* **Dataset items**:

————————

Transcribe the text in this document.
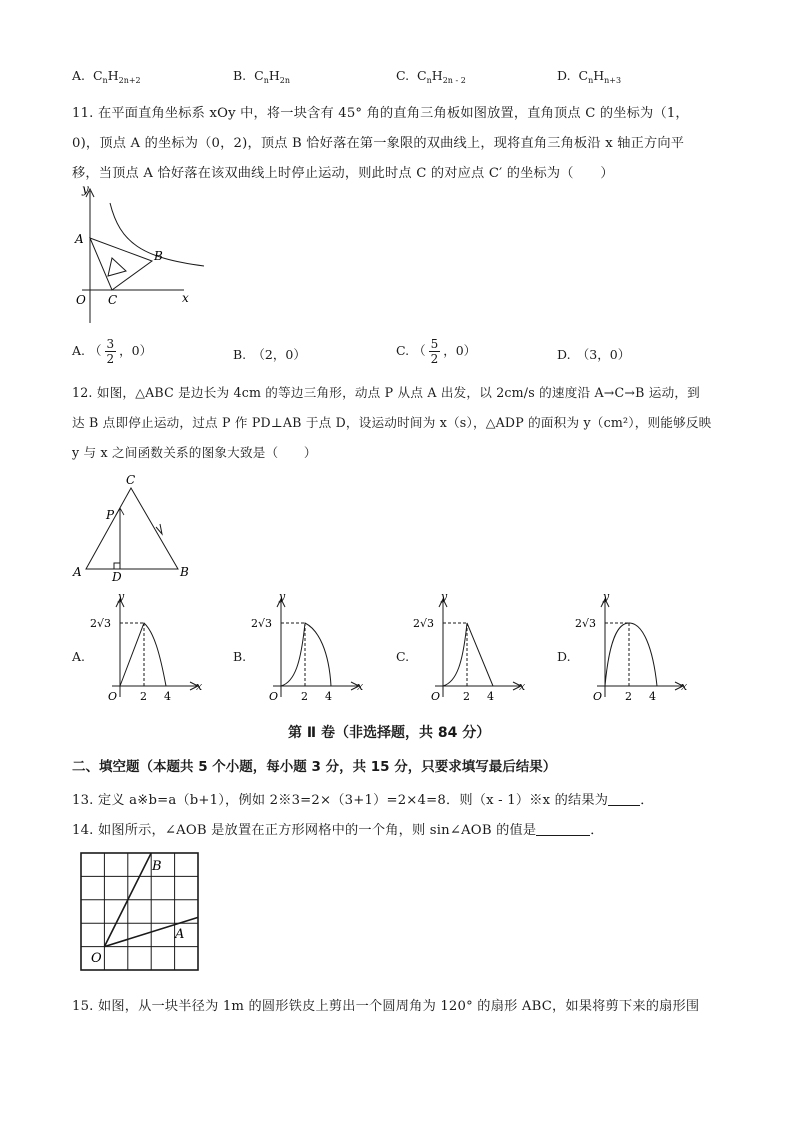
A. $C_nH_{2n+2}$	B. $C_nH_{2n}$	C. $C_nH_{2n - 2}$	D. $C_nH_{n+3}$
11. 在平面直角坐标系 xOy 中，将一块含有 45° 角的直角三角板如图放置，直角顶点 C 的坐标为（1，
0)，顶点 A 的坐标为（0，2)，顶点 B 恰好落在第一象限的双曲线上，现将直角三角板沿 x 轴正方向平
移，当顶点 A 恰好落在该双曲线上时停止运动，则此时点 C 的对应点 C′ 的坐标为（　　）
y
A
B
C
O	x
A. （ $\frac{3}{2}$ ，0）	B.　（2，0）	C. （ $\frac{5}{2}$ ，0）	D.　（3，0）
12. 如图，△ABC 是边长为 4cm 的等边三角形，动点 P 从点 A 出发，以 2cm/s 的速度沿 A→C→B 运动，到
达 B 点即停止运动，过点 P 作 PD⊥AB 于点 D，设运动时间为 x（s），△ADP 的面积为 y（cm²），则能够反映
y 与 x 之间函数关系的图象大致是（　　）
C
P
A	D	B
A.	B.	C.	D.
y
2√3
O 2 4
x
y
2√3
O 2 4
x
y
2√3
O 2 4
x
y
2√3
O 2 4
x
第 Ⅱ 卷（非选择题，共 84 分）
二、填空题（本题共 5 个小题，每小题 3 分，共 15 分，只要求填写最后结果）
13. 定义 a※b=a（b+1），例如 2※3=2×（3+1）=2×4=8．则（x - 1）※x 的结果为 ．
14. 如图所示，∠AOB 是放置在正方形网格中的一个角，则 sin∠AOB 的值是	．
B
A
O
15. 如图，从一块半径为 1m 的圆形铁皮上剪出一个圆周角为 120° 的扇形 ABC，如果将剪下来的扇形围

————————

* **Task objective**:
Look through the lines above and collect those with the word "的坐标为".

* **In response**:
11. 在平面直角坐标系 xOy 中，将一块含有 45° 角的直角三角板如图放置，直角顶点 C 的坐标为（1，
0)，顶点 A 的坐标为（0，2)，顶点 B 恰好落在第一象限的双曲线上，现将直角三角板沿 x 轴正方向平
移，当顶点 A 恰好落在该双曲线上时停止运动，则此时点 C 的对应点 C′ 的坐标为（　　）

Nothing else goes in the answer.